= Task details =
In the records below, find each line with the word "alla" and copy it.

[Source data]
■ ■ ■ ■ ■

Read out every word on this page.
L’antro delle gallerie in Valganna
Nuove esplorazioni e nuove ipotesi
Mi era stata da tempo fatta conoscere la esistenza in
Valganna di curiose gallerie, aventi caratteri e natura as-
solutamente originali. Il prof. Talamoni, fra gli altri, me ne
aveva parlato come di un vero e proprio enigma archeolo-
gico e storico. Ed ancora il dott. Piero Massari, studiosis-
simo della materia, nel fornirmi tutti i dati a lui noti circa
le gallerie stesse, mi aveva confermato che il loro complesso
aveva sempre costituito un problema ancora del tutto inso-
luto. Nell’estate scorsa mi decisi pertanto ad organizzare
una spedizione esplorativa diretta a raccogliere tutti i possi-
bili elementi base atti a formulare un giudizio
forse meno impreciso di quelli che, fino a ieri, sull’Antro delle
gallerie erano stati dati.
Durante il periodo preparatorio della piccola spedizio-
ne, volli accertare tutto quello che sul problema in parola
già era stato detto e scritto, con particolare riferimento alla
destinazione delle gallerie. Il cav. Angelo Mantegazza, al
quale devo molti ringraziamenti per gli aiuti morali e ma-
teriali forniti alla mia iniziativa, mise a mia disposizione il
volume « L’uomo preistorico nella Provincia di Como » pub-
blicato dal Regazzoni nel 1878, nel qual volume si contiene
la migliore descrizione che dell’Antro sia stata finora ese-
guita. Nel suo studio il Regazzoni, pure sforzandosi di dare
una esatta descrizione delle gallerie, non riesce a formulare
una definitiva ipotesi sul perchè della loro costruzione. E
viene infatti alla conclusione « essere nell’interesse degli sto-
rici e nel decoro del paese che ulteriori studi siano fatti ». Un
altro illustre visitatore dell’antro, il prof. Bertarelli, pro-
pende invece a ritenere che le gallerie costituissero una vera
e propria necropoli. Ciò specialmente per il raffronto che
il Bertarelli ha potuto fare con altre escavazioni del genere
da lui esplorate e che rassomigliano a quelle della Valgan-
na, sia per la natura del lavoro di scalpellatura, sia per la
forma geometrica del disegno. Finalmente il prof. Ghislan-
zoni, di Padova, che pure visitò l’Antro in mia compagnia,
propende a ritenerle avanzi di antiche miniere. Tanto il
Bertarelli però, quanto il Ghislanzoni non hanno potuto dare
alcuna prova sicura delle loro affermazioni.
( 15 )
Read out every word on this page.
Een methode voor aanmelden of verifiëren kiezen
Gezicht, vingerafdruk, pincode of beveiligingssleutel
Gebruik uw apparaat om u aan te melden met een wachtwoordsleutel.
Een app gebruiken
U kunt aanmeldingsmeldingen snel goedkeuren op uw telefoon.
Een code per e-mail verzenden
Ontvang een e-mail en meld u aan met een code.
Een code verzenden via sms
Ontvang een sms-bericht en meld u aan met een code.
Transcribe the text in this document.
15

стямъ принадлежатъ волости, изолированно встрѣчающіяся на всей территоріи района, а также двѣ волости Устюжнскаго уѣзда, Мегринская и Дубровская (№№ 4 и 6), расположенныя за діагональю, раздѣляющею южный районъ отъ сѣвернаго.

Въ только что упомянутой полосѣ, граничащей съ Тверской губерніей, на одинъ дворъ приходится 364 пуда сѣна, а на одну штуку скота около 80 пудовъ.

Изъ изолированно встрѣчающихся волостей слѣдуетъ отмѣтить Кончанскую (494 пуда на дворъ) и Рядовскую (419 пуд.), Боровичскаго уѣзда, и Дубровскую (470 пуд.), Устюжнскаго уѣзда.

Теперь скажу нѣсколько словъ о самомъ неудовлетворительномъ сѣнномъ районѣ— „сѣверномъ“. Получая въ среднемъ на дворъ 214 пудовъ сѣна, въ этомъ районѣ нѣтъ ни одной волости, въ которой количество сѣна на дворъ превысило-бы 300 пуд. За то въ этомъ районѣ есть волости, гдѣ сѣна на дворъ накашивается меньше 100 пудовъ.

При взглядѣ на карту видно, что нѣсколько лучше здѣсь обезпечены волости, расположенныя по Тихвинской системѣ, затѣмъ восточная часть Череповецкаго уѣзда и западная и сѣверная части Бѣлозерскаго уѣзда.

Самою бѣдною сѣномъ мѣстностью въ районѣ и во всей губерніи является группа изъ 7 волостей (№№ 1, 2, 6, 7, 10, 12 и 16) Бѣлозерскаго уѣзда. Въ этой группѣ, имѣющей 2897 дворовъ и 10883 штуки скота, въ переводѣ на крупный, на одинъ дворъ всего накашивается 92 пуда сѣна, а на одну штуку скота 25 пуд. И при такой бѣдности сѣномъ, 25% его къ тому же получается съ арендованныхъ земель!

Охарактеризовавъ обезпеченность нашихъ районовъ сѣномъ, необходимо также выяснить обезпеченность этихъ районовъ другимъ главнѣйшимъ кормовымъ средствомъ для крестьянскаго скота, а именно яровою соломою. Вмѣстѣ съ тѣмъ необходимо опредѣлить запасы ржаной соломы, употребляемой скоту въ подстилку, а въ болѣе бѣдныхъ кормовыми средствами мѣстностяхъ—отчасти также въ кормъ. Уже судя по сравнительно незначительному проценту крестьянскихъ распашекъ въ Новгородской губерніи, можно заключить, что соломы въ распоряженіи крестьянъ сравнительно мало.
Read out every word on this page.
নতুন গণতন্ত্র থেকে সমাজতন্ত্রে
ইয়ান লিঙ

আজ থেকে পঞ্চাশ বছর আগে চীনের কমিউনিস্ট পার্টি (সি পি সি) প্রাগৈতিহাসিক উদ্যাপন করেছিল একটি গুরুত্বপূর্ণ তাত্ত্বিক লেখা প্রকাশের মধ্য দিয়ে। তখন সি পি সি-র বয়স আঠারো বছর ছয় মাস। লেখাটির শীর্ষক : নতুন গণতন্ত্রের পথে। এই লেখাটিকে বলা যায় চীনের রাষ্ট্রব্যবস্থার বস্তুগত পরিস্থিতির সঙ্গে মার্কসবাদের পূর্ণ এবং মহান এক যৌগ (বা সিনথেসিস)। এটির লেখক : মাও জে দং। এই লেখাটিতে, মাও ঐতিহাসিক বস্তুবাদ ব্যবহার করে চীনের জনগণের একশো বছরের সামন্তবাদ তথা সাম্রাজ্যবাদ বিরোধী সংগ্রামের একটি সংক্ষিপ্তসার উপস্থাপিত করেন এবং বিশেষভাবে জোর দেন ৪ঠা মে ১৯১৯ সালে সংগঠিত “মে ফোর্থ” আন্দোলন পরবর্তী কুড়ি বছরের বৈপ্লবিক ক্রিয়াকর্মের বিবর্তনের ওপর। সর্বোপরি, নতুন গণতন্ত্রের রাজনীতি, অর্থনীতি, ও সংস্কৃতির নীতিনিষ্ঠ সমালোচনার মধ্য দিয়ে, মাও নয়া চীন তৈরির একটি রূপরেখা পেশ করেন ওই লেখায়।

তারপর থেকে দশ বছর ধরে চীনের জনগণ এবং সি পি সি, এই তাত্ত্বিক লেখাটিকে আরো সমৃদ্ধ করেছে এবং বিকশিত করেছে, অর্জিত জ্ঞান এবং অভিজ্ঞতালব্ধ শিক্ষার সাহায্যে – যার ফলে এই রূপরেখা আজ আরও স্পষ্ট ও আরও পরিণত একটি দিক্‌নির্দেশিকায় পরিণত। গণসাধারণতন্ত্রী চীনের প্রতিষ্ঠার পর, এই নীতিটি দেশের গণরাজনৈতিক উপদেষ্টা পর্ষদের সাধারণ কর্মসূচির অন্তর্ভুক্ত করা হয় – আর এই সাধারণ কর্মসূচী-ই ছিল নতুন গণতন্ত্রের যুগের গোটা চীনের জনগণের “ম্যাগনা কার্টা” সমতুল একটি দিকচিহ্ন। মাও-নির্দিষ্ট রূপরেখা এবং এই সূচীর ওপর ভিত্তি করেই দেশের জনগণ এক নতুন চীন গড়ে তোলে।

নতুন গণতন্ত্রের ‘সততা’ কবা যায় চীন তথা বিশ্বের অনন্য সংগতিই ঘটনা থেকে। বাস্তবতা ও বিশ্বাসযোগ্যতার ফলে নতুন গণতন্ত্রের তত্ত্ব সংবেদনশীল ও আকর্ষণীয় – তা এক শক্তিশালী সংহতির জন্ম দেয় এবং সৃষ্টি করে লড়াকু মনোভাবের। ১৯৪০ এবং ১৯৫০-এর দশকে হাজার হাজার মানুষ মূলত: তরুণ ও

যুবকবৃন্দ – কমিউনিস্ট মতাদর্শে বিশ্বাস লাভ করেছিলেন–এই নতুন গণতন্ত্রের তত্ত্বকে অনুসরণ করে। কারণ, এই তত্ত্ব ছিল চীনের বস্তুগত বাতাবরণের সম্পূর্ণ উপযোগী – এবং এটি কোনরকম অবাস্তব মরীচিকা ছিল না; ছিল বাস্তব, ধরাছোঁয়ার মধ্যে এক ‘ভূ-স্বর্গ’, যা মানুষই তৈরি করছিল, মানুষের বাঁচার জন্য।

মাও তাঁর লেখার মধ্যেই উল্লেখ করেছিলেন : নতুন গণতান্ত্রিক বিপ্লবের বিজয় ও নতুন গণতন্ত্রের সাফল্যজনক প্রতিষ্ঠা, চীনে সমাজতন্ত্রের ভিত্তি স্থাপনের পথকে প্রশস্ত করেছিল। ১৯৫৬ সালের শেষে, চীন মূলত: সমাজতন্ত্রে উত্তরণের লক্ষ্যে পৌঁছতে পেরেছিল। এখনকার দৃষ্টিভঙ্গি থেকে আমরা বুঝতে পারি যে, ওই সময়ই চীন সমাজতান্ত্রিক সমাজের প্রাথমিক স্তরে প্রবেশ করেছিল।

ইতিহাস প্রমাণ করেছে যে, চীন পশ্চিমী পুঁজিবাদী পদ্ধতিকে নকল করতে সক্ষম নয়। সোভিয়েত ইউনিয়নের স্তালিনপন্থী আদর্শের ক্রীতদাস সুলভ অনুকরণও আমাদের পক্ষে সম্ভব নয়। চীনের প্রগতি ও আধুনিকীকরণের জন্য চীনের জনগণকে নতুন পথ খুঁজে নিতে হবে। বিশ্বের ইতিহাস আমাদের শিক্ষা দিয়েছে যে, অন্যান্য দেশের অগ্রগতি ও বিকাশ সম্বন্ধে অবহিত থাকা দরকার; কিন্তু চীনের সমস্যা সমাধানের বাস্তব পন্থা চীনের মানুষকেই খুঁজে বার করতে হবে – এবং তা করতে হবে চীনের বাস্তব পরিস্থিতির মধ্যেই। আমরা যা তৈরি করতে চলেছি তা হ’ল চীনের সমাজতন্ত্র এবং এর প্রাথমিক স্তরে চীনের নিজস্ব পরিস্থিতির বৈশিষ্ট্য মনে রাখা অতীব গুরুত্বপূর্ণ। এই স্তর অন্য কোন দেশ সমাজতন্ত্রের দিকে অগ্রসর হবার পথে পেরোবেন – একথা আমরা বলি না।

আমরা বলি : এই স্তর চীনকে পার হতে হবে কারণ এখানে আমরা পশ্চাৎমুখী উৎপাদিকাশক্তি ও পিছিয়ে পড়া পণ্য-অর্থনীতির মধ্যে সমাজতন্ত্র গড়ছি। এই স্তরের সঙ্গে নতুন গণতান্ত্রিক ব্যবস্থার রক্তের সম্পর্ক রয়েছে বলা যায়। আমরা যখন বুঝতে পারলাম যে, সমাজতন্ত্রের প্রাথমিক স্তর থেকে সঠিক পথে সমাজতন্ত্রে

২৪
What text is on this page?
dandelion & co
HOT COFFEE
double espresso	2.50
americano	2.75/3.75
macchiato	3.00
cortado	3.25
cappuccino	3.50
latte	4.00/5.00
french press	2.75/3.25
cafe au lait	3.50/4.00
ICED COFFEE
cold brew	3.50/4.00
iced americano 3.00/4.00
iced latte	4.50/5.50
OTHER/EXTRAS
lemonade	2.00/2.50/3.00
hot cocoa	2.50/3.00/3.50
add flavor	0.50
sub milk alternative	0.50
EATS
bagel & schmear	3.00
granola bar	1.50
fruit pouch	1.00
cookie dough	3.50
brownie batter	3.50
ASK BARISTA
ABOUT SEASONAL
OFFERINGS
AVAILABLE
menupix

■ ■ ■ ■ ■

= Answer to this problem =
già era stato detto e scritto, con particolare riferimento alla
teriali forniti alla mia iniziativa, mise a mia disposizione il
viene infatti alla conclusione « essere nell’interesse degli sto-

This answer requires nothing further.